[Directive]:
All records are to be retyped faithfully and completely.

[Data to process]:
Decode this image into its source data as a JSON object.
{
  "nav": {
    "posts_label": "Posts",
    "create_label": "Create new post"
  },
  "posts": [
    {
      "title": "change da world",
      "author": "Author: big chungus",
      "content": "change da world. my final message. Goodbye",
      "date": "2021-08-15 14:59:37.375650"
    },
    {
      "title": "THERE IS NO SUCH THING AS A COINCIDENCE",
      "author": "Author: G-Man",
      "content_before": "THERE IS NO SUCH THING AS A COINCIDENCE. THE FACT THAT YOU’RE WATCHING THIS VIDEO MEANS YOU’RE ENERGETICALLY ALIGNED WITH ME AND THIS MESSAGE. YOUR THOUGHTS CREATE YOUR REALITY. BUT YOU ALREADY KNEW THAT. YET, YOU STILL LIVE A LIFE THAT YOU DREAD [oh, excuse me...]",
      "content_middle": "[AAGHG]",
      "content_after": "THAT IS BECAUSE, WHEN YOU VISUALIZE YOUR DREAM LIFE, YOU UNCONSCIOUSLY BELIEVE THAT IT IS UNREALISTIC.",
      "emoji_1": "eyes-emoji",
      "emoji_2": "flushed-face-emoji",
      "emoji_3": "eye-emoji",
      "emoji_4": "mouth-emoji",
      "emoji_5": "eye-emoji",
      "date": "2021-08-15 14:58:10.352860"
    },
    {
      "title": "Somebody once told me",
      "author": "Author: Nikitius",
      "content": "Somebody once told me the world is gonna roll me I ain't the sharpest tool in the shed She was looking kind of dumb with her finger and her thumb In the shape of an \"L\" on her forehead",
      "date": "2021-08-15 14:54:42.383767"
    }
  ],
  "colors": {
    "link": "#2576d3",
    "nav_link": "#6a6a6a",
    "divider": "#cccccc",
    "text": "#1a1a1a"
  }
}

[Exercise response]:
Decode this image into its source data as a JSON object.
{
  "nav": {
    "posts_label": "Posts",
    "create_label": "Create new post"
  },
  "posts": [
    {
      "title": "change da world",
      "author": "Author: big chungus",
      "content": "change da world. my final message. Goodbye",
      "date": "2021-08-15 14:59:37.375650"
    },
    {
      "title": "THERE IS NO SUCH THING AS A COINCIDENCE",
      "author": "Author: G-Man",
      "content_before": "THERE IS NO SUCH THING AS A COINCIDENCE. THE FACT THAT YOU’RE WATCHING THIS VIDEO MEANS YOU’RE ENERGETICALLY ALIGNED WITH ME AND THIS MESSAGE. YOUR THOUGHTS CREATE YOUR REALITY. BUT YOU ALREADY KNEW THAT. YET, YOU STILL LIVE A LIFE THAT YOU DREAD [oh, excuse me...]",
      "content_middle": "[AAGHG]",
      "content_after": "THAT IS BECAUSE, WHEN YOU VISUALIZE YOUR DREAM LIFE, YOU UNCONSCIOUSLY BELIEVE THAT IT IS UNREALISTIC.",
      "emoji_1": "eyes-emoji",
      "emoji_2": "flushed-face-emoji",
      "emoji_3": "eye-emoji",
      "emoji_4": "mouth-emoji",
      "emoji_5": "eye-emoji",
      "date": "2021-08-15 14:58:10.352860"
    },
    {
      "title": "Somebody once told me",
      "author": "Author: Nikitius",
      "content": "Somebody once told me the world is gonna roll me I ain't the sharpest tool in the shed She was looking kind of dumb with her finger and her thumb In the shape of an \"L\" on her forehead",
      "date": "2021-08-15 14:54:42.383767"
    }
  ],
  "colors": {
    "link": "#2576d3",
    "nav_link": "#6a6a6a",
    "divider": "#cccccc",
    "text": "#1a1a1a"
  }
}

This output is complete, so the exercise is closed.